— START —

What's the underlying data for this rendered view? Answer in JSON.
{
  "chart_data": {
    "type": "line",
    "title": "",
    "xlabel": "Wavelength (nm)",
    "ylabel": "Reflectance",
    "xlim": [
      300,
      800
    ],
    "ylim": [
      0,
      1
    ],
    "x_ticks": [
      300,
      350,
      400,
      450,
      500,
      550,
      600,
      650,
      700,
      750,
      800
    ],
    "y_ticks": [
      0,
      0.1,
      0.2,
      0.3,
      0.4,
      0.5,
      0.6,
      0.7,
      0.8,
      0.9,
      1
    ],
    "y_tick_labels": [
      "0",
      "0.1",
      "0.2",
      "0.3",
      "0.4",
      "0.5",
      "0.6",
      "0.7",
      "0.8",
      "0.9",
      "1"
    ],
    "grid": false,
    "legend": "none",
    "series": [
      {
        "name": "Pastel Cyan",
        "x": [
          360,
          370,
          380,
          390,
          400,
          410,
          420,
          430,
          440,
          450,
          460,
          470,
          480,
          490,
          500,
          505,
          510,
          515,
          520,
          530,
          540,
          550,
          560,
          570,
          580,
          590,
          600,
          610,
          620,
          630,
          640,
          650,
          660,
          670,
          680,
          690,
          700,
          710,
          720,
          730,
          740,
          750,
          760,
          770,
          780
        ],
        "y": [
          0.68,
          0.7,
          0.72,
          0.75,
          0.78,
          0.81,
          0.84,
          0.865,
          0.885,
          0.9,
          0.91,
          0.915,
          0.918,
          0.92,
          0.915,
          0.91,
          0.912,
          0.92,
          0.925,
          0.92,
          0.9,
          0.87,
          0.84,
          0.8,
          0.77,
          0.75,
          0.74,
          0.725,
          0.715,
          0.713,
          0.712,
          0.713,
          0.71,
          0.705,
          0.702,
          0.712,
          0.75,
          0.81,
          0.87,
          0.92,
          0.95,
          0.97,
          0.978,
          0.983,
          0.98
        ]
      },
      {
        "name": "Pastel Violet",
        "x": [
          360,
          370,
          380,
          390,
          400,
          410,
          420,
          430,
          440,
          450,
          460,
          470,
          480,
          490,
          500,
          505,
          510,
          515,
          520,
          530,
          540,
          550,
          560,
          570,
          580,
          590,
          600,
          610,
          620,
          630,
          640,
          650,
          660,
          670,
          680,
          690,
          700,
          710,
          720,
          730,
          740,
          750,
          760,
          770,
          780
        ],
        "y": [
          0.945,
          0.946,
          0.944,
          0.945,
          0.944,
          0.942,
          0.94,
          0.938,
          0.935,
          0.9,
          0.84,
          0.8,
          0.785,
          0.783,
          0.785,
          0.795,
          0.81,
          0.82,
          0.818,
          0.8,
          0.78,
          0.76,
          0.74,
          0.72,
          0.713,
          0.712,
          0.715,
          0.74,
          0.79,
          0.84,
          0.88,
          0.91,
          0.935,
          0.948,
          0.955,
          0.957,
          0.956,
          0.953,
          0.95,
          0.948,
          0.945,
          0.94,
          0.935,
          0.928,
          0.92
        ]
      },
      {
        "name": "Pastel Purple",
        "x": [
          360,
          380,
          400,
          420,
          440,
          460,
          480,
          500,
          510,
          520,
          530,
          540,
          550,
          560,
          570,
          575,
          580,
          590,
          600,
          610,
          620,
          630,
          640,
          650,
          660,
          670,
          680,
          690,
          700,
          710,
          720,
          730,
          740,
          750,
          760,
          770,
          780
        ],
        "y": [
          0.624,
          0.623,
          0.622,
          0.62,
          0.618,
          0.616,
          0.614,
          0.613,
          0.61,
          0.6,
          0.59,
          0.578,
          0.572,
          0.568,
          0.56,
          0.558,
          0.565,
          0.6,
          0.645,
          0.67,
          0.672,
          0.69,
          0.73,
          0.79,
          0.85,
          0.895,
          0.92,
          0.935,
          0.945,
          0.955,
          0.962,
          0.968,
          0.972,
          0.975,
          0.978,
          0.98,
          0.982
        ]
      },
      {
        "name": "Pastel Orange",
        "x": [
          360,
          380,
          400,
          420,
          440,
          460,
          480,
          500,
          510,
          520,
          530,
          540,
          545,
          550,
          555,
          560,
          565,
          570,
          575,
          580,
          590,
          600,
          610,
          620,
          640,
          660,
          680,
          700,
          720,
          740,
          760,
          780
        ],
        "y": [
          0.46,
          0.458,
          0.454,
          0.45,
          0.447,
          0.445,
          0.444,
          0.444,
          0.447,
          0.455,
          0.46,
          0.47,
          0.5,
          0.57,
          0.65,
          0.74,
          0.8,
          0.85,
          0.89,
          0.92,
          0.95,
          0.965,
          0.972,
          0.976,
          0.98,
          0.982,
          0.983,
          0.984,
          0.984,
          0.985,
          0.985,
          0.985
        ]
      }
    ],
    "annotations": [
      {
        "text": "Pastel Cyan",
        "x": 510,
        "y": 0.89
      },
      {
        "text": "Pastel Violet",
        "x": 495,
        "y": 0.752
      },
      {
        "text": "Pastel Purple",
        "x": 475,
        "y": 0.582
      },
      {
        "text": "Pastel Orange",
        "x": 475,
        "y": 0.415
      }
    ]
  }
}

— END —

• The request: List all lines in the material containing the string "text".

• Result:
        "text": "Pastel Cyan",
        "text": "Pastel Violet",
        "text": "Pastel Purple",
        "text": "Pastel Orange",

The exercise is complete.